◆ Short task
Return all lines that include the string "Jihye".

[Stored records]

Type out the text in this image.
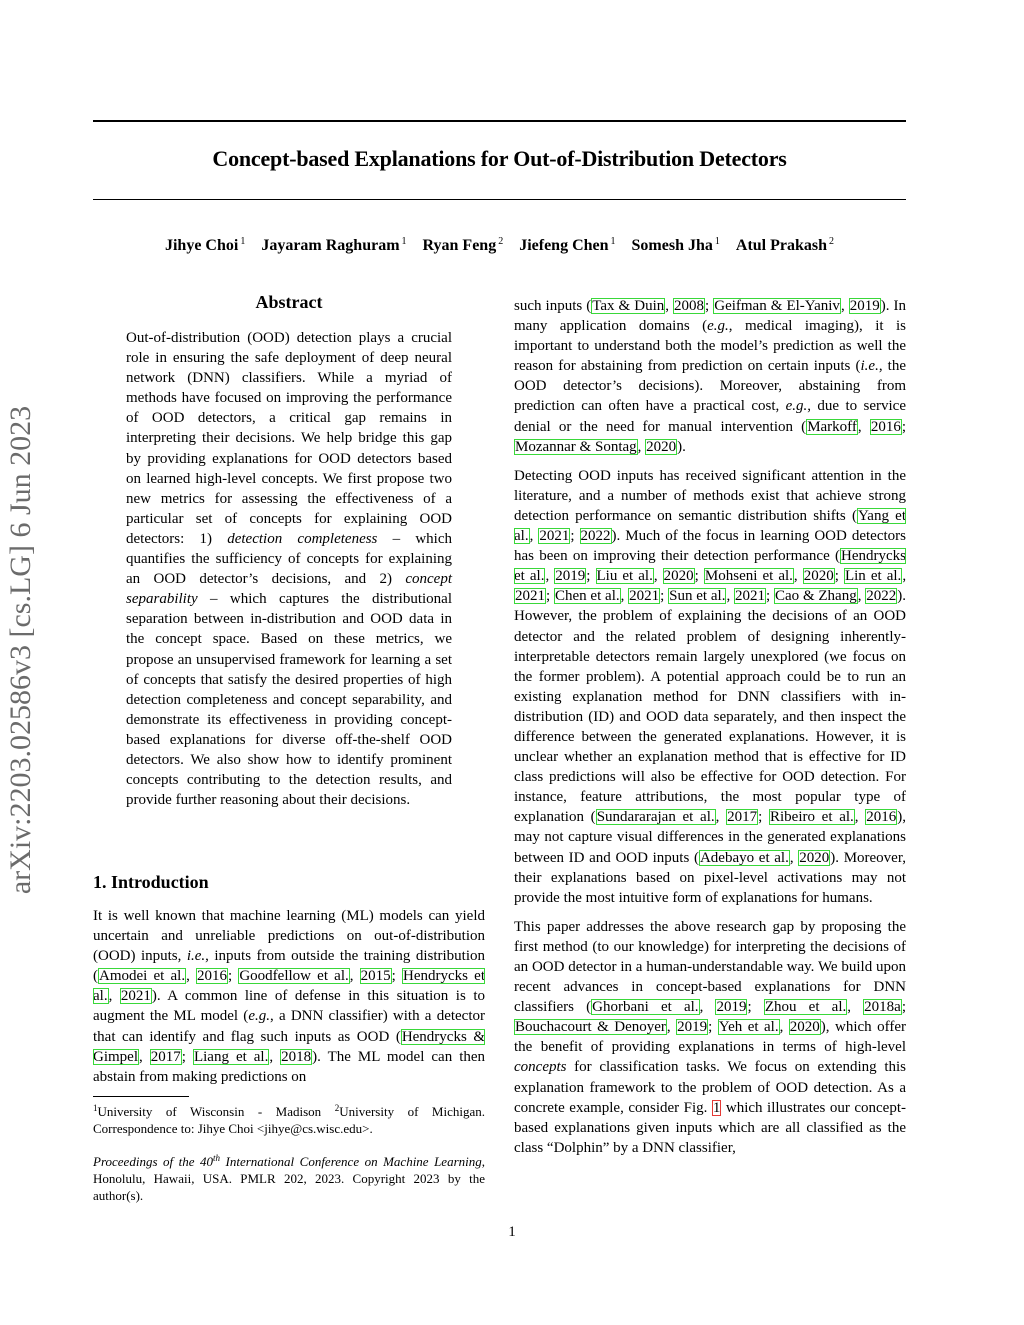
arXiv:2203.02586v3 [cs.LG] 6 Jun 2023
Concept-based Explanations for Out-of-Distribution Detectors
Jihye Choi $^1$ Jayaram Raghuram $^1$ Ryan Feng $^2$ Jiefeng Chen $^1$ Somesh Jha $^1$ Atul Prakash $^2$
Abstract

Out-of-distribution (OOD) detection plays a crucial role in ensuring the safe deployment of deep neural network (DNN) classifiers. While a myriad of methods have focused on improving the performance of OOD detectors, a critical gap remains in interpreting their decisions. We help bridge this gap by providing explanations for OOD detectors based on learned high-level concepts. We first propose two new metrics for assessing the effectiveness of a particular set of concepts for explaining OOD detectors: 1) detection completeness – which quantifies the sufficiency of concepts for explaining an OOD detector’s decisions, and 2) concept separability – which captures the distributional separation between in-distribution and OOD data in the concept space. Based on these metrics, we propose an unsupervised framework for learning a set of concepts that satisfy the desired properties of high detection completeness and concept separability, and demonstrate its effectiveness in providing concept-based explanations for diverse off-the-shelf OOD detectors. We also show how to identify prominent concepts contributing to the detection results, and provide further reasoning about their decisions.

1. Introduction

It is well known that machine learning (ML) models can yield uncertain and unreliable predictions on out-of-distribution (OOD) inputs, i.e., inputs from outside the training distribution (Amodei et al., 2016; Goodfellow et al., 2015; Hendrycks et al., 2021). A common line of defense in this situation is to augment the ML model (e.g., a DNN classifier) with a detector that can identify and flag such inputs as OOD (Hendrycks & Gimpel, 2017; Liang et al., 2018). The ML model can then abstain from making predictions on

$^1$University of Wisconsin - Madison $^2$University of Michigan. Correspondence to: Jihye Choi <jihye@cs.wisc.edu>.

Proceedings of the 40th International Conference on Machine Learning, Honolulu, Hawaii, USA. PMLR 202, 2023. Copyright 2023 by the author(s).

such inputs (Tax & Duin, 2008; Geifman & El-Yaniv, 2019). In many application domains (e.g., medical imaging), it is important to understand both the model’s prediction as well the reason for abstaining from prediction on certain inputs (i.e., the OOD detector’s decisions). Moreover, abstaining from prediction can often have a practical cost, e.g., due to service denial or the need for manual intervention (Markoff, 2016; Mozannar & Sontag, 2020).

Detecting OOD inputs has received significant attention in the literature, and a number of methods exist that achieve strong detection performance on semantic distribution shifts (Yang et al., 2021; 2022). Much of the focus in learning OOD detectors has been on improving their detection performance (Hendrycks et al., 2019; Liu et al., 2020; Mohseni et al., 2020; Lin et al., 2021; Chen et al., 2021; Sun et al., 2021; Cao & Zhang, 2022). However, the problem of explaining the decisions of an OOD detector and the related problem of designing inherently-interpretable detectors remain largely unexplored (we focus on the former problem). A potential approach could be to run an existing explanation method for DNN classifiers with in-distribution (ID) and OOD data separately, and then inspect the difference between the generated explanations. However, it is unclear whether an explanation method that is effective for ID class predictions will also be effective for OOD detection. For instance, feature attributions, the most popular type of explanation (Sundararajan et al., 2017; Ribeiro et al., 2016), may not capture visual differences in the generated explanations between ID and OOD inputs (Adebayo et al., 2020). Moreover, their explanations based on pixel-level activations may not provide the most intuitive form of explanations for humans.

This paper addresses the above research gap by proposing the first method (to our knowledge) for interpreting the decisions of an OOD detector in a human-understandable way. We build upon recent advances in concept-based explanations for DNN classifiers (Ghorbani et al., 2019; Zhou et al., 2018a; Bouchacourt & Denoyer, 2019; Yeh et al., 2020), which offer the benefit of providing explanations in terms of high-level concepts for classification tasks. We focus on extending this explanation framework to the problem of OOD detection. As a concrete example, consider Fig. 1 which illustrates our concept-based explanations given inputs which are all classified as the class “Dolphin” by a DNN classifier,

1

◆ Reply
Jihye Choi $^1$ Jayaram Raghuram $^1$ Ryan Feng $^2$ Jiefeng Chen $^1$ Somesh Jha $^1$ Atul Prakash $^2$
$^1$University of Wisconsin - Madison $^2$University of Michigan. Correspondence to: Jihye Choi <jihye@cs.wisc.edu>.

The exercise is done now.